A importância da democracia cultural

Jorge Pires, que na Comissão Política responde, entre outras, pelas áreas da Educação e da Cultura, abordou fundamentalmente a perspectiva apontada pelo PCP para o desenvolvimento cultural no quadro da democracia avançada e do socialismo em Portugal. Como é evidente, a Revolução de Outubro é uma rica fonte de ensinamentos e experiência.

O dirigente comunista começou a sua intervenção precisamente por aí, questionando-se acerca do que levou a Rússia atrasada de 1917 a transformar-se, em poucas décadas, «numa potência económica, criando desta forma as bases materiais para um desenvolvimento social invejável». A resposta, realçou, está numa «estratégia que apostou forte na educação, na ciência e o desenvolvimento científico e na democratização da cultura». Precisamente o que o PCP se propõe fazer para desenvolver o País e inverter a situação actual, marcada ainda por um elevado grau de iliteracia e analfabetismo e por uma política cultural que sobrepõe o consumismo à reflexão crítica eà criatividade.

ITENS EXTRAÍDOS
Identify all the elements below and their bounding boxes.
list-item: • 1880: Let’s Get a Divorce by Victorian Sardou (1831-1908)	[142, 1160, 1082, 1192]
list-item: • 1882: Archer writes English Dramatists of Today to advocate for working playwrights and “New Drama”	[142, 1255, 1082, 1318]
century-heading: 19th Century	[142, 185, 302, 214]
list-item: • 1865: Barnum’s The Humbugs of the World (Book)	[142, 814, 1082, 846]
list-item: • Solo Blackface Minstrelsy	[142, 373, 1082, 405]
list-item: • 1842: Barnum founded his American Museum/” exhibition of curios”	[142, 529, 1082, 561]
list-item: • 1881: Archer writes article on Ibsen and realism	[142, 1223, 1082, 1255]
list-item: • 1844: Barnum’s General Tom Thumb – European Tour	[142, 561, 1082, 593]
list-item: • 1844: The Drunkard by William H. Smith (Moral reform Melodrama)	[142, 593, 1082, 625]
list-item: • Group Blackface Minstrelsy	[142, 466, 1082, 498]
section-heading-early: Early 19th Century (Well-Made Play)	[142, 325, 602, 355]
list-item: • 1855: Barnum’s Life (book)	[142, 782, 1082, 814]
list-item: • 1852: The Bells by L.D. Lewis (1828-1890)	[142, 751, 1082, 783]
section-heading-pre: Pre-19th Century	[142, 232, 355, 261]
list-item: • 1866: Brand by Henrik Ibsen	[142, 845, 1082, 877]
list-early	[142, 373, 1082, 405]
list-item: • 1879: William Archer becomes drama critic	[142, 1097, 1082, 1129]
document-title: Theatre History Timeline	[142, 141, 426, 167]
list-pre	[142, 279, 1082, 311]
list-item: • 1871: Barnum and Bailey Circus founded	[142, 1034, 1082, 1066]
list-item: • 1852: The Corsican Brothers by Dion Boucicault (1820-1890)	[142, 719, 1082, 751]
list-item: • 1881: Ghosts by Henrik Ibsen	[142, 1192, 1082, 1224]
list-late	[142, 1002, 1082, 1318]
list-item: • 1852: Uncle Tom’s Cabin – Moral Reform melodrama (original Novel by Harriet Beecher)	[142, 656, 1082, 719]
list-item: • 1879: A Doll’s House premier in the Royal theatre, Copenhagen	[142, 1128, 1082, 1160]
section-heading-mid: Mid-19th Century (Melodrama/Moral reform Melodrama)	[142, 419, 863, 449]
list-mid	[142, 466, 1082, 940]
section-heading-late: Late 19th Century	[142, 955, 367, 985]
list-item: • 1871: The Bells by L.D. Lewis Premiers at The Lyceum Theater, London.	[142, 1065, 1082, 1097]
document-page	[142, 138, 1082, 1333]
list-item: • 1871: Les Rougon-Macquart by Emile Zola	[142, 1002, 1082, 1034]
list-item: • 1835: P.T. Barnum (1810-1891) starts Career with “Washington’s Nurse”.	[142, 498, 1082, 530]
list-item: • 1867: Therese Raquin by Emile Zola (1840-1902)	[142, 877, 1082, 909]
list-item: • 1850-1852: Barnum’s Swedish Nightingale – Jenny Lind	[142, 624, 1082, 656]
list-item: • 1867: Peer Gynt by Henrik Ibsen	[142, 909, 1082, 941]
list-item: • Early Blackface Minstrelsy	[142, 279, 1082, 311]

ENUNCIADO
Por favor, transcreva na íntegra o texto sobre a importância da democracia cultural, sem mudar uma única palavra. Os itens não têm qualquer papel aqui.

RESULTADO
A importância da democracia cultural

Jorge Pires, que na Comissão Política responde, entre outras, pelas áreas da Educação e da Cultura, abordou fundamentalmente a perspectiva apontada pelo PCP para o desenvolvimento cultural no quadro da democracia avançada e do socialismo em Portugal. Como é evidente, a Revolução de Outubro é uma rica fonte de ensinamentos e experiência.

O dirigente comunista começou a sua intervenção precisamente por aí, questionando-se acerca do que levou a Rússia atrasada de 1917 a transformar-se, em poucas décadas, «numa potência económica, criando desta forma as bases materiais para um desenvolvimento social invejável». A resposta, realçou, está numa «estratégia que apostou forte na educação, na ciência e o desenvolvimento científico e na democratização da cultura». Precisamente o que o PCP se propõe fazer para desenvolver o País e inverter a situação actual, marcada ainda por um elevado grau de iliteracia e analfabetismo e por uma política cultural que sobrepõe o consumismo à reflexão crítica eà criatividade.